What needs to be done> Return the count of lines with the string "Ihres" in them, and nothing else.

Data shown>

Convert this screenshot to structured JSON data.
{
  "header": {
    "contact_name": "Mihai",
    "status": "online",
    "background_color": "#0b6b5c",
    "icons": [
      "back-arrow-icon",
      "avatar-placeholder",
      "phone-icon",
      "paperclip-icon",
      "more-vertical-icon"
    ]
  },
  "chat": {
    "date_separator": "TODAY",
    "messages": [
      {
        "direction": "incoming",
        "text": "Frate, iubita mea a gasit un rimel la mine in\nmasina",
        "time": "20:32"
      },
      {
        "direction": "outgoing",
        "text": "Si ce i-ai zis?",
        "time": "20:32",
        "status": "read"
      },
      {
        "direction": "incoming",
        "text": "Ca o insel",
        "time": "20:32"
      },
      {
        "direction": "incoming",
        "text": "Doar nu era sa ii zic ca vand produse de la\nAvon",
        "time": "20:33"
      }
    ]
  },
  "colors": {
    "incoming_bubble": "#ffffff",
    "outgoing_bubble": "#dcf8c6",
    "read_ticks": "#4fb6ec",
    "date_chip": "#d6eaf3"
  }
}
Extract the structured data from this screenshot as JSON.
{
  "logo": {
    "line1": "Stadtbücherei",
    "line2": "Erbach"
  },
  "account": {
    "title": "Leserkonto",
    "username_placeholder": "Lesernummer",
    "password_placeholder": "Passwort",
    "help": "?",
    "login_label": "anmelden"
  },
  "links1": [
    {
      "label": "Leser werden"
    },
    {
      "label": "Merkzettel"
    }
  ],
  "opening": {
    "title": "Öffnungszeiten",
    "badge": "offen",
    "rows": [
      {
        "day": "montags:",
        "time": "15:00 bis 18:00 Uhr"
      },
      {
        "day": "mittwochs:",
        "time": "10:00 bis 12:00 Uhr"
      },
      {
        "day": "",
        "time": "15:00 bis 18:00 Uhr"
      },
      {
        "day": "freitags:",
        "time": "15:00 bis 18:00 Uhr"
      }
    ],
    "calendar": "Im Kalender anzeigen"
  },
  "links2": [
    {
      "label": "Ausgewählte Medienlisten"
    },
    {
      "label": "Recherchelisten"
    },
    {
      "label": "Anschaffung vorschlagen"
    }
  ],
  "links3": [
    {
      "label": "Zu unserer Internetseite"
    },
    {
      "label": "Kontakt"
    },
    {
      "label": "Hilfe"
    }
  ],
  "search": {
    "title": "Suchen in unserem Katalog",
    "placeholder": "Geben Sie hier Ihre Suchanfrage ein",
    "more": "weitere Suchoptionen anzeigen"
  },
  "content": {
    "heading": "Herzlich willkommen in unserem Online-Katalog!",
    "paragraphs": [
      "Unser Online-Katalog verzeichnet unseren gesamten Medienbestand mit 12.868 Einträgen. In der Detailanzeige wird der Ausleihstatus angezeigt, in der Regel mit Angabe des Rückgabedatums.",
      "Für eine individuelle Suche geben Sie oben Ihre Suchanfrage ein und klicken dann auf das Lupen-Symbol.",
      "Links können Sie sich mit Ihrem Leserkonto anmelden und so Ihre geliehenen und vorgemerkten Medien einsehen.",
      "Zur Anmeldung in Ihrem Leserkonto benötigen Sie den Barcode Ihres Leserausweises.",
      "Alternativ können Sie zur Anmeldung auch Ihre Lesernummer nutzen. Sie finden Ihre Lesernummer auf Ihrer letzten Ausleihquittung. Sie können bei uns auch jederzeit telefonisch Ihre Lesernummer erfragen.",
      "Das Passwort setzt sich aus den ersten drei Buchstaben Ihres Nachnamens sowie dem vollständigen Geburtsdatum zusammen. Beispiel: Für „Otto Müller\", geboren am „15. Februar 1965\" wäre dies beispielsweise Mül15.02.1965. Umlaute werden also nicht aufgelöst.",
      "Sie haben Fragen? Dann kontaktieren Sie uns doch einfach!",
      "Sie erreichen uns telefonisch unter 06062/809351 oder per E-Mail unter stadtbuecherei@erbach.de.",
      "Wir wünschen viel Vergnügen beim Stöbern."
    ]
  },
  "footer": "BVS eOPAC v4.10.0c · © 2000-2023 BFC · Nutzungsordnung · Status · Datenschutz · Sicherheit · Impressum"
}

Reply to the task> 2